What to work on | Quote the whole listing word for word. Do not include the pictures.

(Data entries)
###

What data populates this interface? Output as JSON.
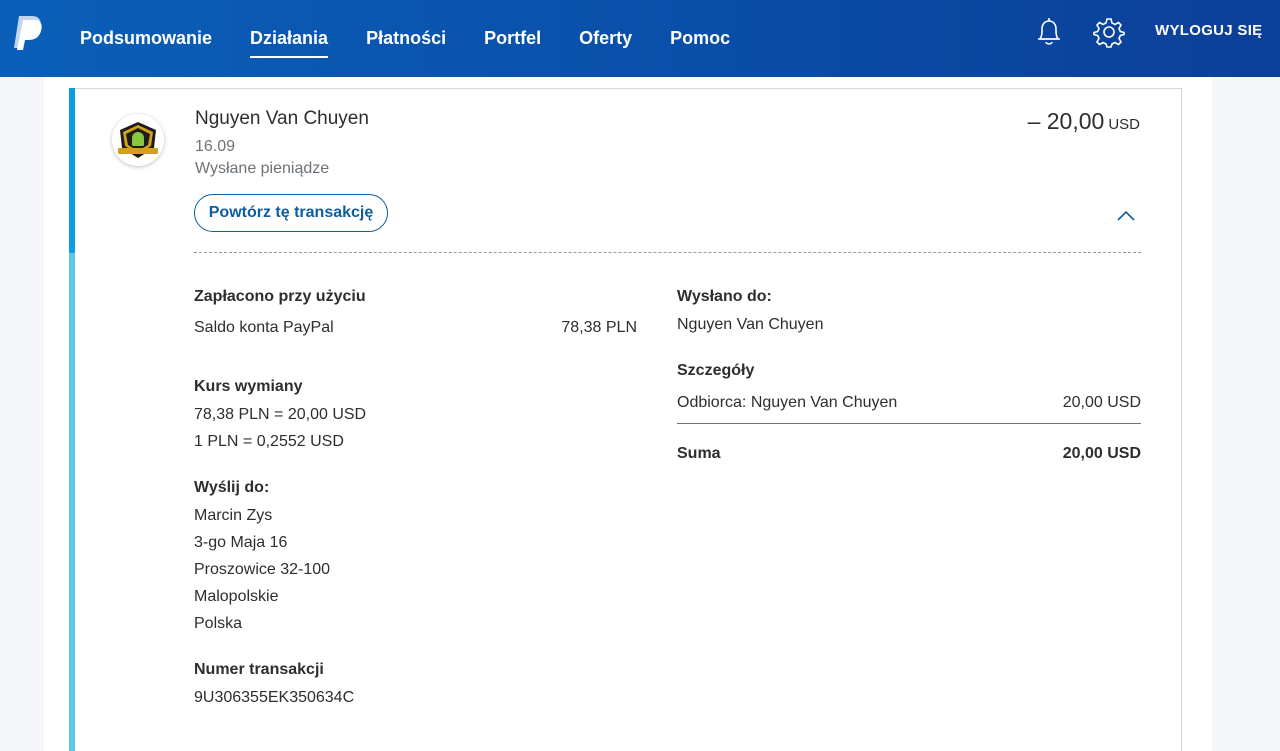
{
  "nav": {
    "items": [
      "Podsumowanie",
      "Działania",
      "Płatności",
      "Portfel",
      "Oferty",
      "Pomoc"
    ],
    "active_index": 1,
    "logout": "WYLOGUJ SIĘ",
    "icons": [
      "paypal-logo-icon",
      "bell-icon",
      "gear-icon"
    ]
  },
  "transaction": {
    "name": "Nguyen Van Chuyen",
    "date": "16.09",
    "type": "Wysłane pieniądze",
    "amount": "– 20,00",
    "currency": "USD",
    "repeat_label": "Powtórz tę transakcję"
  },
  "details": {
    "paid_with_label": "Zapłacono przy użyciu",
    "paid_with_source": "Saldo konta PayPal",
    "paid_with_amount": "78,38 PLN",
    "exchange_label": "Kurs wymiany",
    "exchange_line1": "78,38 PLN = 20,00 USD",
    "exchange_line2": "1 PLN = 0,2552 USD",
    "ship_to_label": "Wyślij do:",
    "ship_to": [
      "Marcin Zys",
      "3-go Maja 16",
      "Proszowice 32-100",
      "Malopolskie",
      "Polska"
    ],
    "txn_id_label": "Numer transakcji",
    "txn_id": "9U306355EK350634C",
    "sent_to_label": "Wysłano do:",
    "sent_to": "Nguyen Van Chuyen",
    "details_label": "Szczegóły",
    "recipient_line": "Odbiorca: Nguyen Van Chuyen",
    "recipient_amount": "20,00 USD",
    "total_label": "Suma",
    "total_amount": "20,00 USD"
  },
  "colors": {
    "header": "#0b5fb8",
    "accent": "#0c9ee3",
    "link": "#0e5d9e"
  }
}
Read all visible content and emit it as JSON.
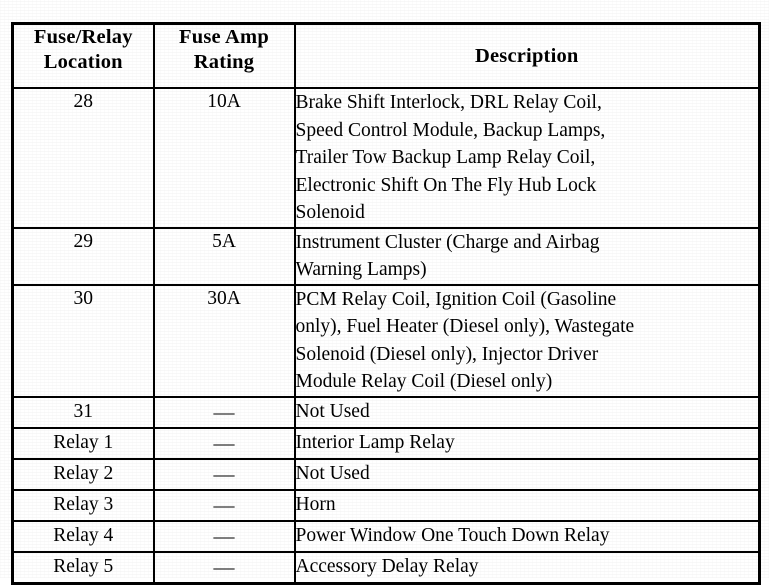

###

The solution |
What data populates this interface? Output as JSON.
{
  "nav": {
    "items": [
      "Podsumowanie",
      "Działania",
      "Płatności",
      "Portfel",
      "Oferty",
      "Pomoc"
    ],
    "active_index": 1,
    "logout": "WYLOGUJ SIĘ",
    "icons": [
      "paypal-logo-icon",
      "bell-icon",
      "gear-icon"
    ]
  },
  "transaction": {
    "name": "Nguyen Van Chuyen",
    "date": "16.09",
    "type": "Wysłane pieniądze",
    "amount": "– 20,00",
    "currency": "USD",
    "repeat_label": "Powtórz tę transakcję"
  },
  "details": {
    "paid_with_label": "Zapłacono przy użyciu",
    "paid_with_source": "Saldo konta PayPal",
    "paid_with_amount": "78,38 PLN",
    "exchange_label": "Kurs wymiany",
    "exchange_line1": "78,38 PLN = 20,00 USD",
    "exchange_line2": "1 PLN = 0,2552 USD",
    "ship_to_label": "Wyślij do:",
    "ship_to": [
      "Marcin Zys",
      "3-go Maja 16",
      "Proszowice 32-100",
      "Malopolskie",
      "Polska"
    ],
    "txn_id_label": "Numer transakcji",
    "txn_id": "9U306355EK350634C",
    "sent_to_label": "Wysłano do:",
    "sent_to": "Nguyen Van Chuyen",
    "details_label": "Szczegóły",
    "recipient_line": "Odbiorca: Nguyen Van Chuyen",
    "recipient_amount": "20,00 USD",
    "total_label": "Suma",
    "total_amount": "20,00 USD"
  },
  "colors": {
    "header": "#0b5fb8",
    "accent": "#0c9ee3",
    "link": "#0e5d9e"
  }
}
Read all visible content and emit it as JSON.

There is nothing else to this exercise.